MATERIAL:
========

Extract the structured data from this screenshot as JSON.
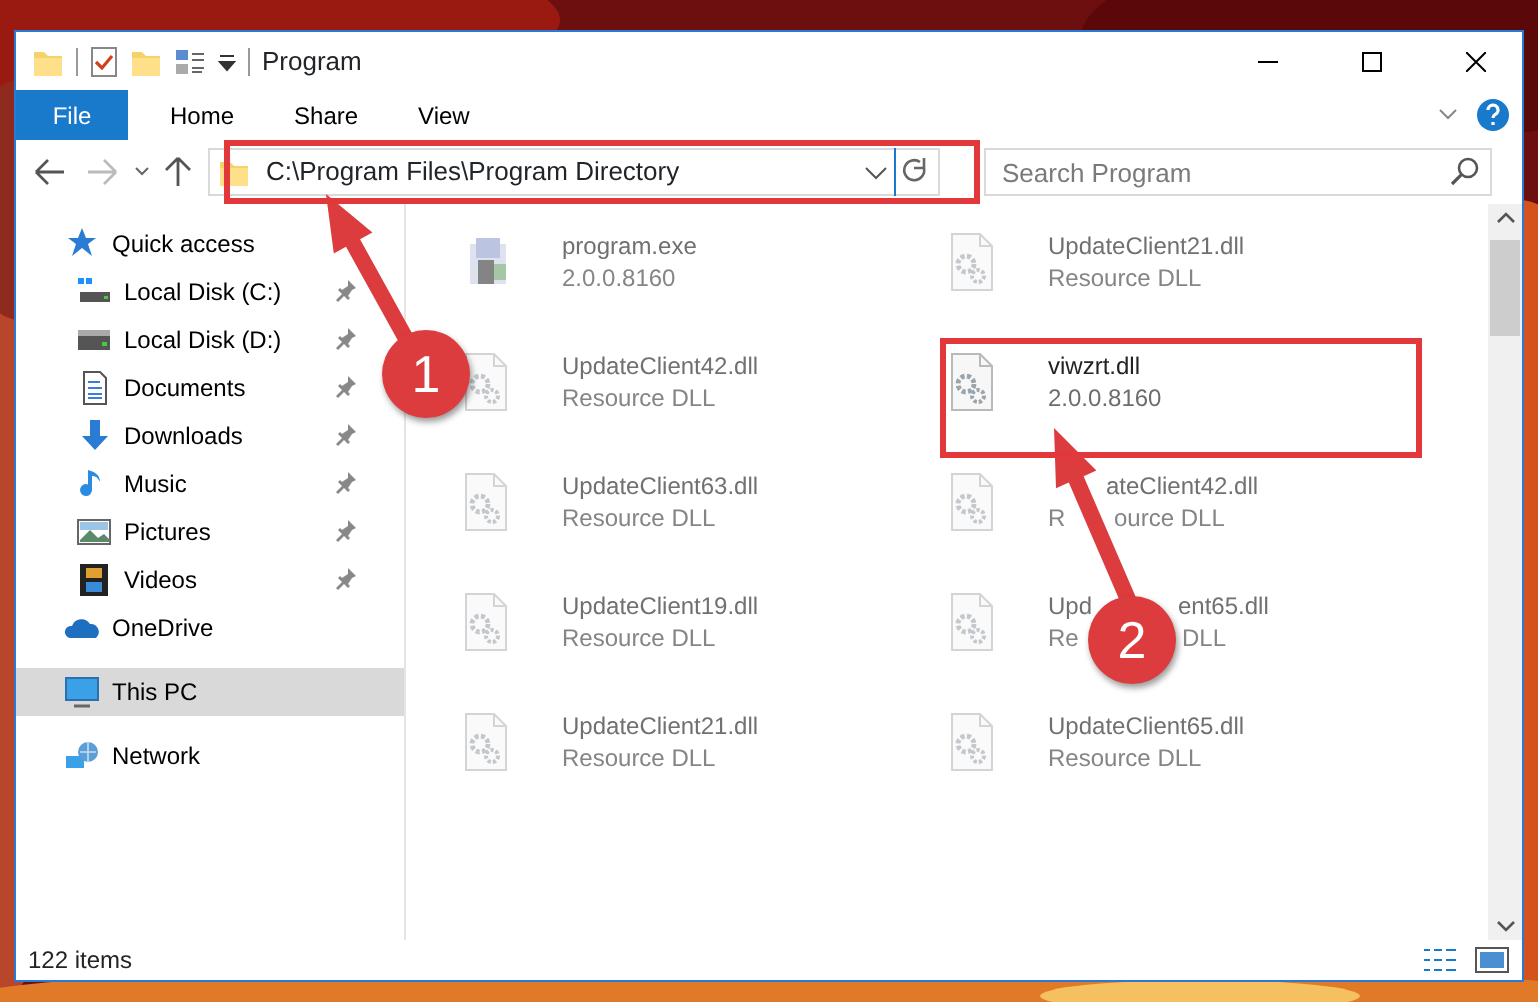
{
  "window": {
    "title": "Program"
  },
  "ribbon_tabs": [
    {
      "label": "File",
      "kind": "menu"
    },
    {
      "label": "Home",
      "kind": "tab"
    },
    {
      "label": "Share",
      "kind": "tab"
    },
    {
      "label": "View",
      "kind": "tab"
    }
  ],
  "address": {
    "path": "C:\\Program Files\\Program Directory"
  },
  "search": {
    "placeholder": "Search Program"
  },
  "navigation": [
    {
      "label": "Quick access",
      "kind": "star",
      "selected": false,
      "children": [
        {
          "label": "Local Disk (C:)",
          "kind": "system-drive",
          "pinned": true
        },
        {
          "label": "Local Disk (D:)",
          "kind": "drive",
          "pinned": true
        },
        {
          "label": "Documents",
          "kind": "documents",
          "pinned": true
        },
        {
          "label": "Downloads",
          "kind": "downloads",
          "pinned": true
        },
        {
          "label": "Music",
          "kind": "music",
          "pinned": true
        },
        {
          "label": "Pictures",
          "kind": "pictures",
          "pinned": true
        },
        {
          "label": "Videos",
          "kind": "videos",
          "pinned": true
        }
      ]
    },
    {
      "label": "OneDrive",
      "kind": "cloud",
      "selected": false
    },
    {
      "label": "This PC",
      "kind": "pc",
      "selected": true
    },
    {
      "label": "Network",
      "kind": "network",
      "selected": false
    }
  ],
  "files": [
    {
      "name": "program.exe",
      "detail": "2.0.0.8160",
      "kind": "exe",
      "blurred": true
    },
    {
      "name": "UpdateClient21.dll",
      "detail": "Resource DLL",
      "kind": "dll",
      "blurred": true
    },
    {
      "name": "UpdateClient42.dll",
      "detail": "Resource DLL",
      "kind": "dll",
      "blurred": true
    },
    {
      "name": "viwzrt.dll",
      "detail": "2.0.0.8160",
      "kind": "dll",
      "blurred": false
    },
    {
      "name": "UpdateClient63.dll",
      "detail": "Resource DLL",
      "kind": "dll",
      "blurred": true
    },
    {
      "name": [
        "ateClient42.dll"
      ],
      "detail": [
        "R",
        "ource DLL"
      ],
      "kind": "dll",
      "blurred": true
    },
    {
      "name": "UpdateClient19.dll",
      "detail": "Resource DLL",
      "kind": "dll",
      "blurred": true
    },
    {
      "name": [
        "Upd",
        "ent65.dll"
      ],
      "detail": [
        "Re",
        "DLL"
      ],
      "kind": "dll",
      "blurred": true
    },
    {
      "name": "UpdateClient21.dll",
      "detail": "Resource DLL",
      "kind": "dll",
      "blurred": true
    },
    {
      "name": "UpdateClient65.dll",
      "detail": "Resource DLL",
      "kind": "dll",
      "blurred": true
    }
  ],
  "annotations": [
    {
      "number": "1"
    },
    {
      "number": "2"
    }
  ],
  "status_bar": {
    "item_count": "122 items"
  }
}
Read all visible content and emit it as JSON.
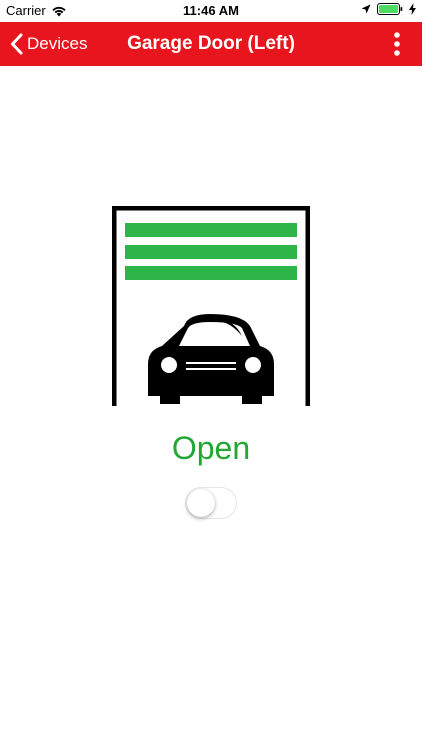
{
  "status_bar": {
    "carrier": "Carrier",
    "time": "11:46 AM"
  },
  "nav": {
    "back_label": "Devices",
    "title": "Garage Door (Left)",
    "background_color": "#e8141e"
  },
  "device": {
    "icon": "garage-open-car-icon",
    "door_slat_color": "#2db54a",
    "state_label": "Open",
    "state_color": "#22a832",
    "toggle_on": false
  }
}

========

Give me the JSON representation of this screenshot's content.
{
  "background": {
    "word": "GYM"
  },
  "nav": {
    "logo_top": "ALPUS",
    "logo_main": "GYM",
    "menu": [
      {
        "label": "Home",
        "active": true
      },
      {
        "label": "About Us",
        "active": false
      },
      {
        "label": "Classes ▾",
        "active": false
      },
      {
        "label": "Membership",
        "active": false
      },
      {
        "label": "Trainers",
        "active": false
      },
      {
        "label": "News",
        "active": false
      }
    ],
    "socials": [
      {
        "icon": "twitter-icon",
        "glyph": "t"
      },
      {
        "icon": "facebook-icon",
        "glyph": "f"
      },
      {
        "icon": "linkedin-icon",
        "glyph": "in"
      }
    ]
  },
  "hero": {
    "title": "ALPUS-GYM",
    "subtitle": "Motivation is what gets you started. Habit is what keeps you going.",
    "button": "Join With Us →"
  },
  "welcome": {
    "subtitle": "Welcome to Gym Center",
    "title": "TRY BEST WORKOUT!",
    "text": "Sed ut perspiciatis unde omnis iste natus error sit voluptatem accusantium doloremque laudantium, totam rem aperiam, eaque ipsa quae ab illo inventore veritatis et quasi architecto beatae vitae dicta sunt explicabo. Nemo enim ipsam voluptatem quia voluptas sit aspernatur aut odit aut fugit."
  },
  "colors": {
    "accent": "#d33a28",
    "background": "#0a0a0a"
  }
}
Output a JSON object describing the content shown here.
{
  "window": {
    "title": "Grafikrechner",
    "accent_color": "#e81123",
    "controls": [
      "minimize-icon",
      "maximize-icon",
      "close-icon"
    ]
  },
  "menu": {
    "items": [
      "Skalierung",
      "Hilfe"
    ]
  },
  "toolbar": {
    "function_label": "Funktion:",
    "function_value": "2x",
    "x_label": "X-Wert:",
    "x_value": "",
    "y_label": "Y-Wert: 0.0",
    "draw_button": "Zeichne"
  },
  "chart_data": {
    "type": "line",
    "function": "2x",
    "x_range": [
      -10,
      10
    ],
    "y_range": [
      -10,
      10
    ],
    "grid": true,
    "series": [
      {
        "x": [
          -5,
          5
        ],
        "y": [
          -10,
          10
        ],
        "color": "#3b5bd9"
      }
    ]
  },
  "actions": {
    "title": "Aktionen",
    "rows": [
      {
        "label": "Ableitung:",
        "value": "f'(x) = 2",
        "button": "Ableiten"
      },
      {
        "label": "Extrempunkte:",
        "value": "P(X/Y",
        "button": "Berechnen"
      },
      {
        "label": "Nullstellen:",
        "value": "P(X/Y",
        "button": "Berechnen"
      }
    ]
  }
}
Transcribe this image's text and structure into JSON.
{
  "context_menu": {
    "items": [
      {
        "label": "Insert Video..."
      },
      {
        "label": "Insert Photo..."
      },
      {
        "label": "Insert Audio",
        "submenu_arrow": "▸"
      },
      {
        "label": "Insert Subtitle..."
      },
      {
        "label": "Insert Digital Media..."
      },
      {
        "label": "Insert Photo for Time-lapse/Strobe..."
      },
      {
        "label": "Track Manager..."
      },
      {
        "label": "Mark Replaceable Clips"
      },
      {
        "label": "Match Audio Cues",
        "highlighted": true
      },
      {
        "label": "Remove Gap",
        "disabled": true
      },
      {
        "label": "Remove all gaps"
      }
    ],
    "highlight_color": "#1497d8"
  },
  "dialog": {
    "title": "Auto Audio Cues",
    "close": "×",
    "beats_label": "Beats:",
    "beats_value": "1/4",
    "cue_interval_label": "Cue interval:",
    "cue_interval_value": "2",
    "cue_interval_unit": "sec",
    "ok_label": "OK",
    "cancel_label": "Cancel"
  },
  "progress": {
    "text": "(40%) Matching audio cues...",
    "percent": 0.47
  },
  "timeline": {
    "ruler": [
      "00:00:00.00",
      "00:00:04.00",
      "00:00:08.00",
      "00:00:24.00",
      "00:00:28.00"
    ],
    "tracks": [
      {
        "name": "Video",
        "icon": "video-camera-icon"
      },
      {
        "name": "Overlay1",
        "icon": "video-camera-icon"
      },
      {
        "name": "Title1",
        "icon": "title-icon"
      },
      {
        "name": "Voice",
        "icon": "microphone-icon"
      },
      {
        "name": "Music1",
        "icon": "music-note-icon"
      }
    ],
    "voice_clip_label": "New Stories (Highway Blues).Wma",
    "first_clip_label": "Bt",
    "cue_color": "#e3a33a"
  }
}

========

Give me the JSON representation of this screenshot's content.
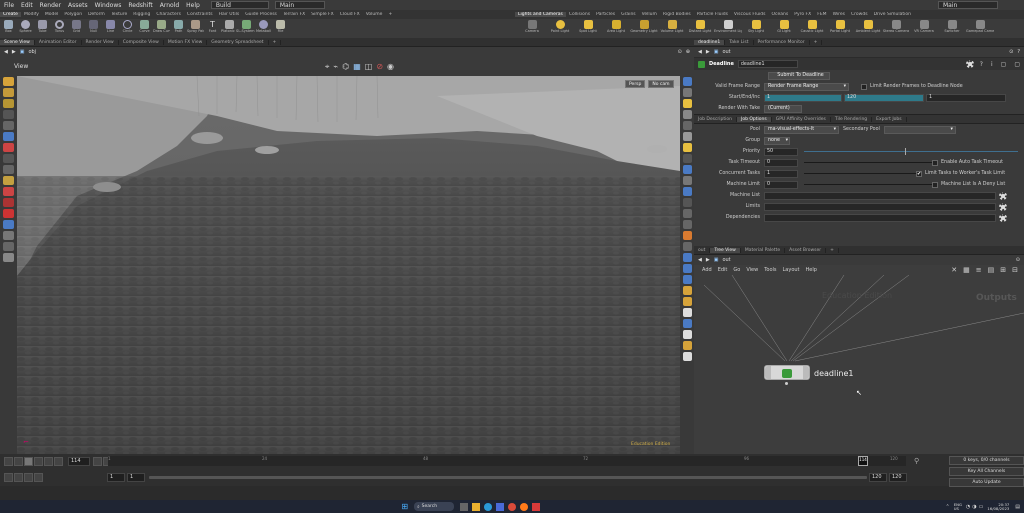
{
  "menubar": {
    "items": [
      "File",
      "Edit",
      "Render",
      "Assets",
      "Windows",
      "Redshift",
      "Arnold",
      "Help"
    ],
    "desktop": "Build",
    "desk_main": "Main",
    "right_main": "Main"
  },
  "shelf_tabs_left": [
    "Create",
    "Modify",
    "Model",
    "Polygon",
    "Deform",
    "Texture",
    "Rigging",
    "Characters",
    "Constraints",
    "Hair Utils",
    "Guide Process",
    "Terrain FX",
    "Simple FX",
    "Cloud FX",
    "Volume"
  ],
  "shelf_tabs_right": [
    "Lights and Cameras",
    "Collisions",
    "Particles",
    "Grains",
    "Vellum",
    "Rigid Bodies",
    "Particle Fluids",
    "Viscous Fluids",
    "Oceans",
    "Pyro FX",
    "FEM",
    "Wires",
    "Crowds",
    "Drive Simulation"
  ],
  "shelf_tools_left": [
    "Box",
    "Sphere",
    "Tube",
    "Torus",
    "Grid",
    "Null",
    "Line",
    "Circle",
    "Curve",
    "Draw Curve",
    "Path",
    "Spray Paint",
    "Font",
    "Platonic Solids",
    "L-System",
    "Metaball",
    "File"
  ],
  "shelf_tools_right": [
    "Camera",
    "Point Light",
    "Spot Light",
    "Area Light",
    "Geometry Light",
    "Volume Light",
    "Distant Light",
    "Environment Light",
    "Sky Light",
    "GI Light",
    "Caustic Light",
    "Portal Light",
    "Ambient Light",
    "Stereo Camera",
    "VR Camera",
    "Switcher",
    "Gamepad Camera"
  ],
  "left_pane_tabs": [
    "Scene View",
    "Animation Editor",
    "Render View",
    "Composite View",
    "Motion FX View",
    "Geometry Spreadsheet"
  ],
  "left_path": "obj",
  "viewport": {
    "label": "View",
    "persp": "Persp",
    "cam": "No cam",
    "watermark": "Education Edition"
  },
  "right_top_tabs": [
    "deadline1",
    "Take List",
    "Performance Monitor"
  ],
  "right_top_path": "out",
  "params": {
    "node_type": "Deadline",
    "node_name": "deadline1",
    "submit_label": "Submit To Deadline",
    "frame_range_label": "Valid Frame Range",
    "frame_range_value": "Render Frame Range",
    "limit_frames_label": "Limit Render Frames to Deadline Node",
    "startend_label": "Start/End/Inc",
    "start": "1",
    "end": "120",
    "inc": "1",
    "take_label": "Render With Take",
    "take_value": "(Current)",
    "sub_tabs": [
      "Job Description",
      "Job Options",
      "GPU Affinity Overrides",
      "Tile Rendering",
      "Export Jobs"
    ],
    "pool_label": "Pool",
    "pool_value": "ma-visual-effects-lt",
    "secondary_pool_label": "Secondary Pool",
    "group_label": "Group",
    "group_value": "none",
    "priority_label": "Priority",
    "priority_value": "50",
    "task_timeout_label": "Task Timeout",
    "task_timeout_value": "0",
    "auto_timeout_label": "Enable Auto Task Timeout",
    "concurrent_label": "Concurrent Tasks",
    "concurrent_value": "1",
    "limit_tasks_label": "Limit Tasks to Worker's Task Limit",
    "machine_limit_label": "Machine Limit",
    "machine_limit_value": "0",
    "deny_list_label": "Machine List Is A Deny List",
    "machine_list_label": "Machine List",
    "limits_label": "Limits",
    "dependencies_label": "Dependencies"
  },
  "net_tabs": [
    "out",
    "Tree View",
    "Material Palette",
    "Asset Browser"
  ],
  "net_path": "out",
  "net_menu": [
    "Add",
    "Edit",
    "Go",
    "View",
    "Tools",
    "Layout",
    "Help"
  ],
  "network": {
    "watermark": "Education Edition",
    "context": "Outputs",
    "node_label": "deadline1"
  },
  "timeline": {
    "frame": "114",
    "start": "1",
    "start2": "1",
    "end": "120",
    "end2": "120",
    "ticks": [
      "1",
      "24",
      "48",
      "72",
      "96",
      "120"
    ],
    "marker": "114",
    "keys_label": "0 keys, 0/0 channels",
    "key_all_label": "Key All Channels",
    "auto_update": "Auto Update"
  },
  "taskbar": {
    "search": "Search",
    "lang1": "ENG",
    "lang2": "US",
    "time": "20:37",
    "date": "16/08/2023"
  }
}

========

TASK STATEMENT: Identify all lines where the word "content" shows up. Copy them.

ANSWER TO THIS EXERCISE:
Read all visible content and emit it as JSON.
Give me the JSON representation of this screenshot's content.
Output a JSON object describing the content shown here.
Give me the JSON representation of this screenshot's content.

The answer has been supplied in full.